Exercise brief:
Copy each of the entries below faithfully, setting aside any pictures.

Records from a collection:
━━━━━━━━━━━━━━━━
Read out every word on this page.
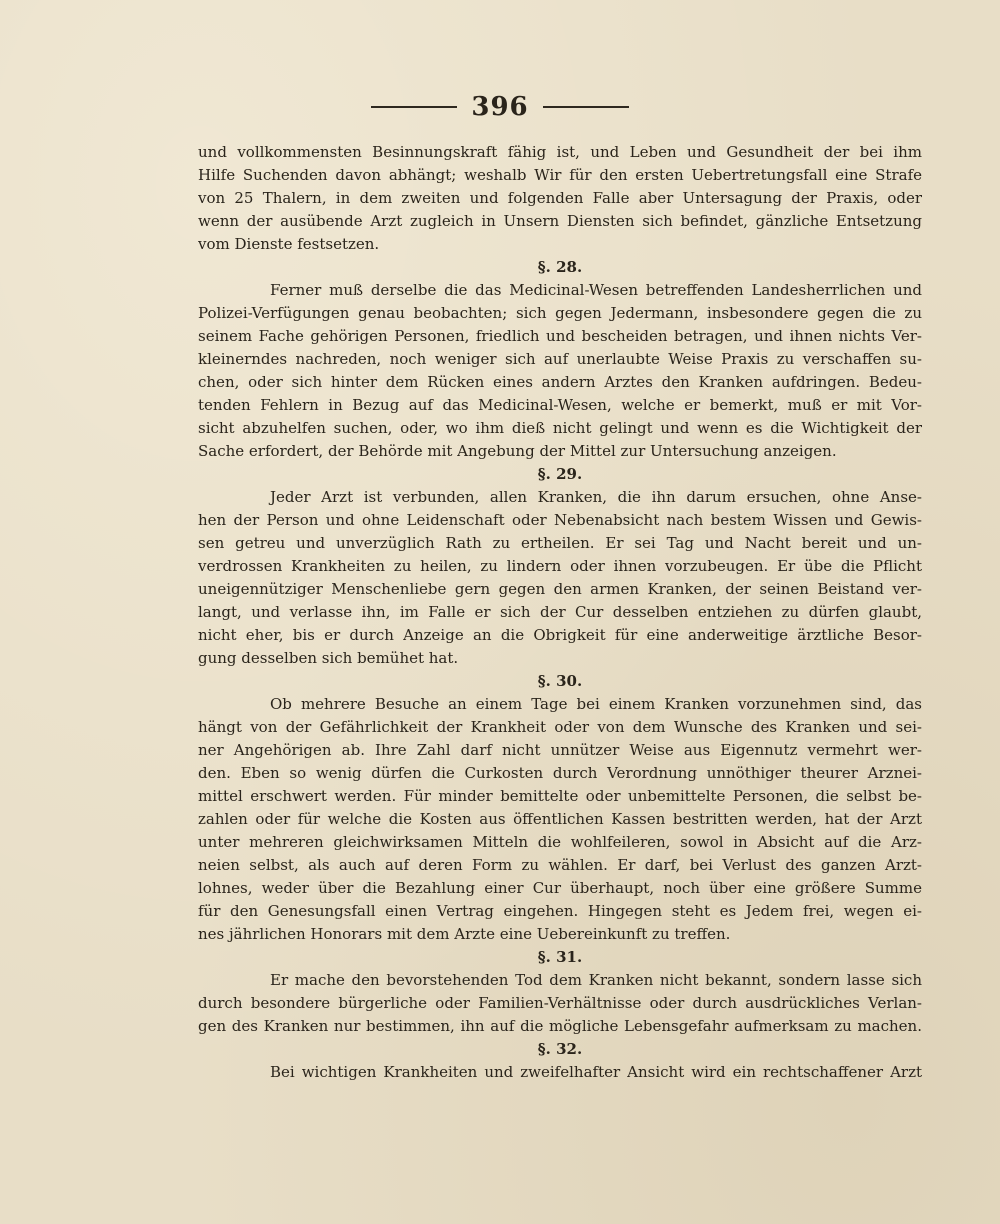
396
und vollkommensten Besinnungskraft fähig ist, und Leben und Gesundheit der bei ihm
Hilfe Suchenden davon abhängt; weshalb Wir für den ersten Uebertretungsfall eine Strafe
von 25 Thalern, in dem zweiten und folgenden Falle aber Untersagung der Praxis, oder
wenn der ausübende Arzt zugleich in Unsern Diensten sich befindet, gänzliche Entsetzung
vom Dienste festsetzen.
§. 28.
Ferner muß derselbe die das Medicinal-Wesen betreffenden Landesherrlichen und
Polizei-Verfügungen genau beobachten; sich gegen Jedermann, insbesondere gegen die zu
seinem Fache gehörigen Personen, friedlich und bescheiden betragen, und ihnen nichts Ver-
kleinerndes nachreden, noch weniger sich auf unerlaubte Weise Praxis zu verschaffen su-
chen, oder sich hinter dem Rücken eines andern Arztes den Kranken aufdringen. Bedeu-
tenden Fehlern in Bezug auf das Medicinal-Wesen, welche er bemerkt, muß er mit Vor-
sicht abzuhelfen suchen, oder, wo ihm dieß nicht gelingt und wenn es die Wichtigkeit der
Sache erfordert, der Behörde mit Angebung der Mittel zur Untersuchung anzeigen.
§. 29.
Jeder Arzt ist verbunden, allen Kranken, die ihn darum ersuchen, ohne Anse-
hen der Person und ohne Leidenschaft oder Nebenabsicht nach bestem Wissen und Gewis-
sen getreu und unverzüglich Rath zu ertheilen. Er sei Tag und Nacht bereit und un-
verdrossen Krankheiten zu heilen, zu lindern oder ihnen vorzubeugen. Er übe die Pflicht
uneigennütziger Menschenliebe gern gegen den armen Kranken, der seinen Beistand ver-
langt, und verlasse ihn, im Falle er sich der Cur desselben entziehen zu dürfen glaubt,
nicht eher, bis er durch Anzeige an die Obrigkeit für eine anderweitige ärztliche Besor-
gung desselben sich bemühet hat.
§. 30.
Ob mehrere Besuche an einem Tage bei einem Kranken vorzunehmen sind, das
hängt von der Gefährlichkeit der Krankheit oder von dem Wunsche des Kranken und sei-
ner Angehörigen ab. Ihre Zahl darf nicht unnützer Weise aus Eigennutz vermehrt wer-
den. Eben so wenig dürfen die Curkosten durch Verordnung unnöthiger theurer Arznei-
mittel erschwert werden. Für minder bemittelte oder unbemittelte Personen, die selbst be-
zahlen oder für welche die Kosten aus öffentlichen Kassen bestritten werden, hat der Arzt
unter mehreren gleichwirksamen Mitteln die wohlfeileren, sowol in Absicht auf die Arz-
neien selbst, als auch auf deren Form zu wählen. Er darf, bei Verlust des ganzen Arzt-
lohnes, weder über die Bezahlung einer Cur überhaupt, noch über eine größere Summe
für den Genesungsfall einen Vertrag eingehen. Hingegen steht es Jedem frei, wegen ei-
nes jährlichen Honorars mit dem Arzte eine Uebereinkunft zu treffen.
§. 31.
Er mache den bevorstehenden Tod dem Kranken nicht bekannt, sondern lasse sich
durch besondere bürgerliche oder Familien-Verhältnisse oder durch ausdrückliches Verlan-
gen des Kranken nur bestimmen, ihn auf die mögliche Lebensgefahr aufmerksam zu machen.
§. 32.
Bei wichtigen Krankheiten und zweifelhafter Ansicht wird ein rechtschaffener Arzt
━━━━━━━━━━━━━━━━
Response area:
Read out every word on this page.
396
und vollkommensten Besinnungskraft fähig ist, und Leben und Gesundheit der bei ihm
Hilfe Suchenden davon abhängt; weshalb Wir für den ersten Uebertretungsfall eine Strafe
von 25 Thalern, in dem zweiten und folgenden Falle aber Untersagung der Praxis, oder
wenn der ausübende Arzt zugleich in Unsern Diensten sich befindet, gänzliche Entsetzung
vom Dienste festsetzen.
§. 28.
Ferner muß derselbe die das Medicinal-Wesen betreffenden Landesherrlichen und
Polizei-Verfügungen genau beobachten; sich gegen Jedermann, insbesondere gegen die zu
seinem Fache gehörigen Personen, friedlich und bescheiden betragen, und ihnen nichts Ver-
kleinerndes nachreden, noch weniger sich auf unerlaubte Weise Praxis zu verschaffen su-
chen, oder sich hinter dem Rücken eines andern Arztes den Kranken aufdringen. Bedeu-
tenden Fehlern in Bezug auf das Medicinal-Wesen, welche er bemerkt, muß er mit Vor-
sicht abzuhelfen suchen, oder, wo ihm dieß nicht gelingt und wenn es die Wichtigkeit der
Sache erfordert, der Behörde mit Angebung der Mittel zur Untersuchung anzeigen.
§. 29.
Jeder Arzt ist verbunden, allen Kranken, die ihn darum ersuchen, ohne Anse-
hen der Person und ohne Leidenschaft oder Nebenabsicht nach bestem Wissen und Gewis-
sen getreu und unverzüglich Rath zu ertheilen. Er sei Tag und Nacht bereit und un-
verdrossen Krankheiten zu heilen, zu lindern oder ihnen vorzubeugen. Er übe die Pflicht
uneigennütziger Menschenliebe gern gegen den armen Kranken, der seinen Beistand ver-
langt, und verlasse ihn, im Falle er sich der Cur desselben entziehen zu dürfen glaubt,
nicht eher, bis er durch Anzeige an die Obrigkeit für eine anderweitige ärztliche Besor-
gung desselben sich bemühet hat.
§. 30.
Ob mehrere Besuche an einem Tage bei einem Kranken vorzunehmen sind, das
hängt von der Gefährlichkeit der Krankheit oder von dem Wunsche des Kranken und sei-
ner Angehörigen ab. Ihre Zahl darf nicht unnützer Weise aus Eigennutz vermehrt wer-
den. Eben so wenig dürfen die Curkosten durch Verordnung unnöthiger theurer Arznei-
mittel erschwert werden. Für minder bemittelte oder unbemittelte Personen, die selbst be-
zahlen oder für welche die Kosten aus öffentlichen Kassen bestritten werden, hat der Arzt
unter mehreren gleichwirksamen Mitteln die wohlfeileren, sowol in Absicht auf die Arz-
neien selbst, als auch auf deren Form zu wählen. Er darf, bei Verlust des ganzen Arzt-
lohnes, weder über die Bezahlung einer Cur überhaupt, noch über eine größere Summe
für den Genesungsfall einen Vertrag eingehen. Hingegen steht es Jedem frei, wegen ei-
nes jährlichen Honorars mit dem Arzte eine Uebereinkunft zu treffen.
§. 31.
Er mache den bevorstehenden Tod dem Kranken nicht bekannt, sondern lasse sich
durch besondere bürgerliche oder Familien-Verhältnisse oder durch ausdrückliches Verlan-
gen des Kranken nur bestimmen, ihn auf die mögliche Lebensgefahr aufmerksam zu machen.
§. 32.
Bei wichtigen Krankheiten und zweifelhafter Ansicht wird ein rechtschaffener Arzt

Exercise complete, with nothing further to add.